Work to be completed
Return the lines below word for word, omitting the pictures.
━━━━━━━━━━━━━━━━━━━━
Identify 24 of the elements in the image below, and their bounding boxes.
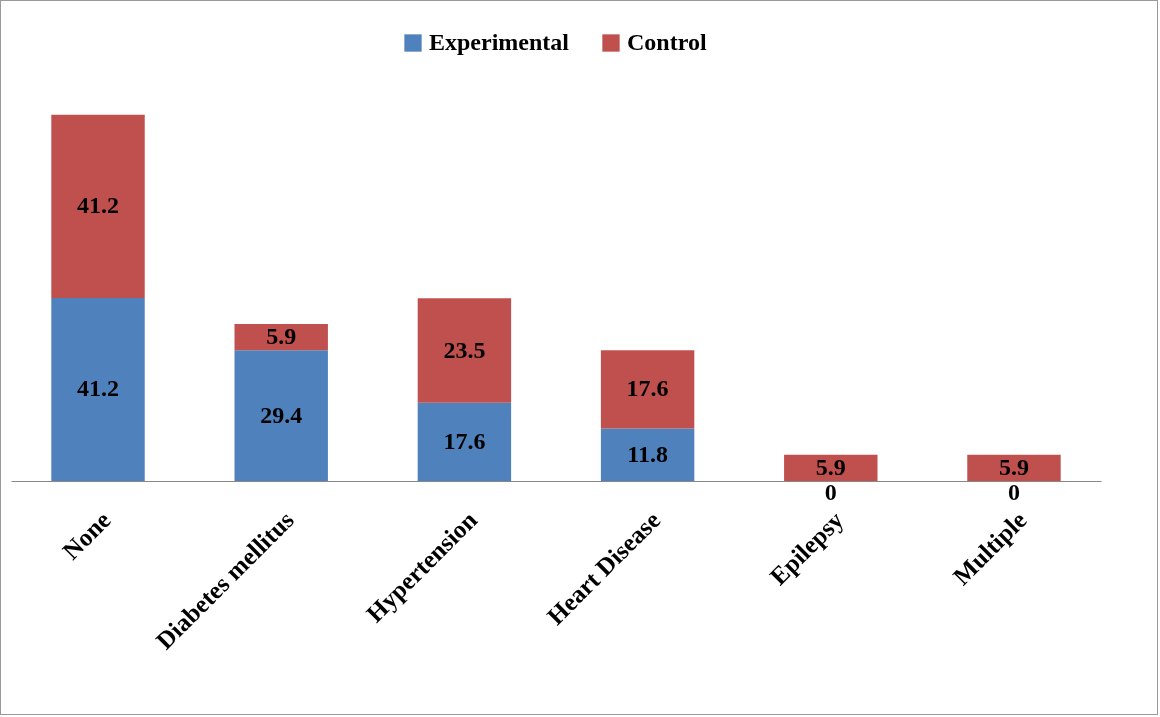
data-label: 5.9 xyxy=(266,323,297,350)
data-label: 5.9 xyxy=(998,453,1029,480)
bar xyxy=(967,454,1061,481)
data-label: 17.6 xyxy=(443,427,486,454)
bar xyxy=(51,297,145,481)
data-label: 41.2 xyxy=(77,375,120,402)
data-label: 41.2 xyxy=(77,192,120,219)
data-label: 0 xyxy=(1007,479,1020,505)
bar xyxy=(51,114,145,298)
data-label: 29.4 xyxy=(260,401,303,428)
data-label: 17.6 xyxy=(626,375,669,402)
bar xyxy=(600,428,695,481)
data-label: 11.8 xyxy=(627,440,668,467)
bar xyxy=(234,350,328,481)
data-label: 5.9 xyxy=(815,453,846,480)
data-label: 0 xyxy=(824,479,837,505)
legend-label: Experimental xyxy=(429,29,570,55)
data-label: 23.5 xyxy=(443,336,486,363)
legend-label: Control xyxy=(627,29,707,55)
bar xyxy=(417,402,512,481)
bar xyxy=(600,350,695,429)
bar xyxy=(234,324,328,351)
bar xyxy=(417,298,512,403)
bar xyxy=(784,454,878,481)
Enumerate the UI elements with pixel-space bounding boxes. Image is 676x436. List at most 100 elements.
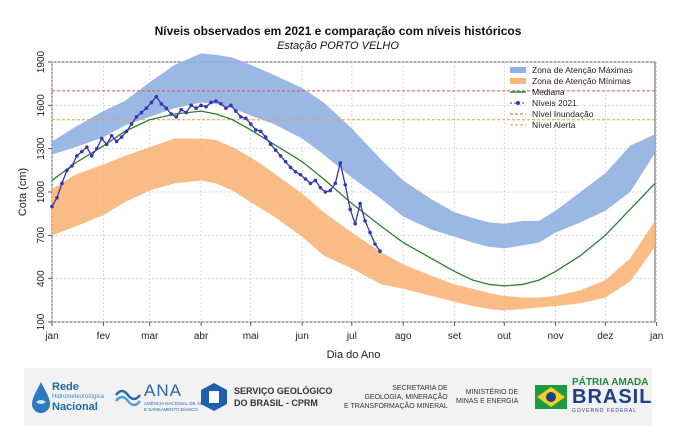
━━━━━━━━━━━━━━━━━━━━
Response to the task
Identify 24 of the elements in the image below, and their bounding boxes.
data-label: 5.9 xyxy=(266,323,297,350)
data-label: 5.9 xyxy=(998,453,1029,480)
bar xyxy=(967,454,1061,481)
data-label: 17.6 xyxy=(443,427,486,454)
bar xyxy=(51,297,145,481)
data-label: 41.2 xyxy=(77,375,120,402)
data-label: 41.2 xyxy=(77,192,120,219)
data-label: 0 xyxy=(1007,479,1020,505)
bar xyxy=(51,114,145,298)
data-label: 29.4 xyxy=(260,401,303,428)
data-label: 17.6 xyxy=(626,375,669,402)
bar xyxy=(600,428,695,481)
data-label: 11.8 xyxy=(627,440,668,467)
bar xyxy=(234,350,328,481)
data-label: 5.9 xyxy=(815,453,846,480)
data-label: 0 xyxy=(824,479,837,505)
legend-label: Experimental xyxy=(429,29,570,55)
data-label: 23.5 xyxy=(443,336,486,363)
legend-label: Control xyxy=(627,29,707,55)
bar xyxy=(417,402,512,481)
bar xyxy=(600,350,695,429)
bar xyxy=(234,324,328,351)
bar xyxy=(417,298,512,403)
bar xyxy=(784,454,878,481)
Enumerate the UI elements with pixel-space bounding boxes. Image is 676x436. List at most 100 elements.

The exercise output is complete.